What to work on: Check each line of the listing below for the string "Frischhaltefolie", and copy the ones that have it.

*** Records supplied

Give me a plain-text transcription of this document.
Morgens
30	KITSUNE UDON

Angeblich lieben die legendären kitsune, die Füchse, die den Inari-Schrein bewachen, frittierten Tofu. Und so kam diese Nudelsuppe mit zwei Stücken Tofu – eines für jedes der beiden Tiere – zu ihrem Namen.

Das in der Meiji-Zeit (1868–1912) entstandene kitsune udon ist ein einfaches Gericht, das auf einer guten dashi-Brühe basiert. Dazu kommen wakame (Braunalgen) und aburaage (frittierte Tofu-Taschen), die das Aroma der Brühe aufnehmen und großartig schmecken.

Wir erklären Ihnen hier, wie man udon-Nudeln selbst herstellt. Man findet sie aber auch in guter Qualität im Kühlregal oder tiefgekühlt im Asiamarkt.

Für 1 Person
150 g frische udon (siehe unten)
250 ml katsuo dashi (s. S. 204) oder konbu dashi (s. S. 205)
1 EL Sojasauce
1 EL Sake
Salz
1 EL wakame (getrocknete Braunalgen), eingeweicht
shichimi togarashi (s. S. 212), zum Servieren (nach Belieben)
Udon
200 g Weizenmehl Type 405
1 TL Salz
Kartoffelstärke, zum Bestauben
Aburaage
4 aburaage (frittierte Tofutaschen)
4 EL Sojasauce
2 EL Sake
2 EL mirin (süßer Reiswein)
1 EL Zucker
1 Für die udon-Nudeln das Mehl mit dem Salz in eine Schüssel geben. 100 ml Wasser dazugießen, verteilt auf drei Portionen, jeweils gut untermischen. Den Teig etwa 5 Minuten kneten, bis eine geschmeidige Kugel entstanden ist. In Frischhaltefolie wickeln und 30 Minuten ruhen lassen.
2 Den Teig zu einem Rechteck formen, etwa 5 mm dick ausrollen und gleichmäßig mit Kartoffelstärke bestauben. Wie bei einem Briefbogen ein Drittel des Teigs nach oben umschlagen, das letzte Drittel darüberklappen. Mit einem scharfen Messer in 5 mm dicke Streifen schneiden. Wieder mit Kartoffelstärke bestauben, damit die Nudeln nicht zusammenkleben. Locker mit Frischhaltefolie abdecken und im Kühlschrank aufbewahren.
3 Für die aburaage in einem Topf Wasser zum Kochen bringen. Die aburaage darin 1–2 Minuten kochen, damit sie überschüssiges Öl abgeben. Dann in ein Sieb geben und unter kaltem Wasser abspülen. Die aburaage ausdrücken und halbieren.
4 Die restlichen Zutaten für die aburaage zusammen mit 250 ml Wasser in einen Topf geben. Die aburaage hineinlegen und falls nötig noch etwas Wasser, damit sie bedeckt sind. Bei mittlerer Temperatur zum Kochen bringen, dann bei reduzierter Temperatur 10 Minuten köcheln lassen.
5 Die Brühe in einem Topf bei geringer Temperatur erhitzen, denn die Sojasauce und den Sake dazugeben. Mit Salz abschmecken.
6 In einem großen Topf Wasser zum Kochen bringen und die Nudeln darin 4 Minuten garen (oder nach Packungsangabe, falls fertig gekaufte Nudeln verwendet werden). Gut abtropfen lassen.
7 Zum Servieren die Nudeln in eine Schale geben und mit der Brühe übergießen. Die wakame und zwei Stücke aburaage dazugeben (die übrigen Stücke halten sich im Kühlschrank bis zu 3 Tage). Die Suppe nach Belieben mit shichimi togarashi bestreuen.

******

Answer in full:
1 Für die udon-Nudeln das Mehl mit dem Salz in eine Schüssel geben. 100 ml Wasser dazugießen, verteilt auf drei Portionen, jeweils gut untermischen. Den Teig etwa 5 Minuten kneten, bis eine geschmeidige Kugel entstanden ist. In Frischhaltefolie wickeln und 30 Minuten ruhen lassen.
2 Den Teig zu einem Rechteck formen, etwa 5 mm dick ausrollen und gleichmäßig mit Kartoffelstärke bestauben. Wie bei einem Briefbogen ein Drittel des Teigs nach oben umschlagen, das letzte Drittel darüberklappen. Mit einem scharfen Messer in 5 mm dicke Streifen schneiden. Wieder mit Kartoffelstärke bestauben, damit die Nudeln nicht zusammenkleben. Locker mit Frischhaltefolie abdecken und im Kühlschrank aufbewahren.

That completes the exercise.